- **Material**
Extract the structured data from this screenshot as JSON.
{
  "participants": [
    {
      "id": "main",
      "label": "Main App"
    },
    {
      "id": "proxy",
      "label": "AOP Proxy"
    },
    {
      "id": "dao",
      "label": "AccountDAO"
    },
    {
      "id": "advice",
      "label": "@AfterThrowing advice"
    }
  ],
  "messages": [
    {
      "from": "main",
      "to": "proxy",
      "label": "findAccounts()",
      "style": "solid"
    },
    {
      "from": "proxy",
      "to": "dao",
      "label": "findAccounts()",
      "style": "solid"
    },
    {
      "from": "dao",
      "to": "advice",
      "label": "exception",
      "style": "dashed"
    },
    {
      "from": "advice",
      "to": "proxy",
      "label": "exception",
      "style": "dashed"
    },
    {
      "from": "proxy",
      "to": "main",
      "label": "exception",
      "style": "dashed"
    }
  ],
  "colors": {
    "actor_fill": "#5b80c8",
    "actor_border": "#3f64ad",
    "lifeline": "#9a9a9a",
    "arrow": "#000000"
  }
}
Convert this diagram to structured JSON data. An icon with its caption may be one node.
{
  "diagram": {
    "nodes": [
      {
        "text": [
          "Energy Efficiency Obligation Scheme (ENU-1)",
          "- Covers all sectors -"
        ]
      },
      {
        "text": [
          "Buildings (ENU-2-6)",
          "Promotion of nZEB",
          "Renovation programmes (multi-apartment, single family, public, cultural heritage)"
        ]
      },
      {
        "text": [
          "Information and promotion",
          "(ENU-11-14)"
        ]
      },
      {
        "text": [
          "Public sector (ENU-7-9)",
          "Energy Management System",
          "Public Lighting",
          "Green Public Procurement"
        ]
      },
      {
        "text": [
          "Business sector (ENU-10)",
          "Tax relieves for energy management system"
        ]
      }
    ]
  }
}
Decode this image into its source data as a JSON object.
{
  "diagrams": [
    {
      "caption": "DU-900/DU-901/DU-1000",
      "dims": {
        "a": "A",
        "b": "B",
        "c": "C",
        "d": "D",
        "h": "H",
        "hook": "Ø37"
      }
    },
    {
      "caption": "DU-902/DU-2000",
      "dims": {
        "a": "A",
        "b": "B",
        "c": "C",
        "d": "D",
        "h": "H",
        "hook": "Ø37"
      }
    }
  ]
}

- **Given exercise**
Print the records once more, exactly as they were given.

- **Task solution**
Extract the structured data from this screenshot as JSON.
{
  "participants": [
    {
      "id": "main",
      "label": "Main App"
    },
    {
      "id": "proxy",
      "label": "AOP Proxy"
    },
    {
      "id": "dao",
      "label": "AccountDAO"
    },
    {
      "id": "advice",
      "label": "@AfterThrowing advice"
    }
  ],
  "messages": [
    {
      "from": "main",
      "to": "proxy",
      "label": "findAccounts()",
      "style": "solid"
    },
    {
      "from": "proxy",
      "to": "dao",
      "label": "findAccounts()",
      "style": "solid"
    },
    {
      "from": "dao",
      "to": "advice",
      "label": "exception",
      "style": "dashed"
    },
    {
      "from": "advice",
      "to": "proxy",
      "label": "exception",
      "style": "dashed"
    },
    {
      "from": "proxy",
      "to": "main",
      "label": "exception",
      "style": "dashed"
    }
  ],
  "colors": {
    "actor_fill": "#5b80c8",
    "actor_border": "#3f64ad",
    "lifeline": "#9a9a9a",
    "arrow": "#000000"
  }
}
Convert this diagram to structured JSON data. An icon with its caption may be one node.
{
  "diagram": {
    "nodes": [
      {
        "text": [
          "Energy Efficiency Obligation Scheme (ENU-1)",
          "- Covers all sectors -"
        ]
      },
      {
        "text": [
          "Buildings (ENU-2-6)",
          "Promotion of nZEB",
          "Renovation programmes (multi-apartment, single family, public, cultural heritage)"
        ]
      },
      {
        "text": [
          "Information and promotion",
          "(ENU-11-14)"
        ]
      },
      {
        "text": [
          "Public sector (ENU-7-9)",
          "Energy Management System",
          "Public Lighting",
          "Green Public Procurement"
        ]
      },
      {
        "text": [
          "Business sector (ENU-10)",
          "Tax relieves for energy management system"
        ]
      }
    ]
  }
}
Decode this image into its source data as a JSON object.
{
  "diagrams": [
    {
      "caption": "DU-900/DU-901/DU-1000",
      "dims": {
        "a": "A",
        "b": "B",
        "c": "C",
        "d": "D",
        "h": "H",
        "hook": "Ø37"
      }
    },
    {
      "caption": "DU-902/DU-2000",
      "dims": {
        "a": "A",
        "b": "B",
        "c": "C",
        "d": "D",
        "h": "H",
        "hook": "Ø37"
      }
    }
  ]
}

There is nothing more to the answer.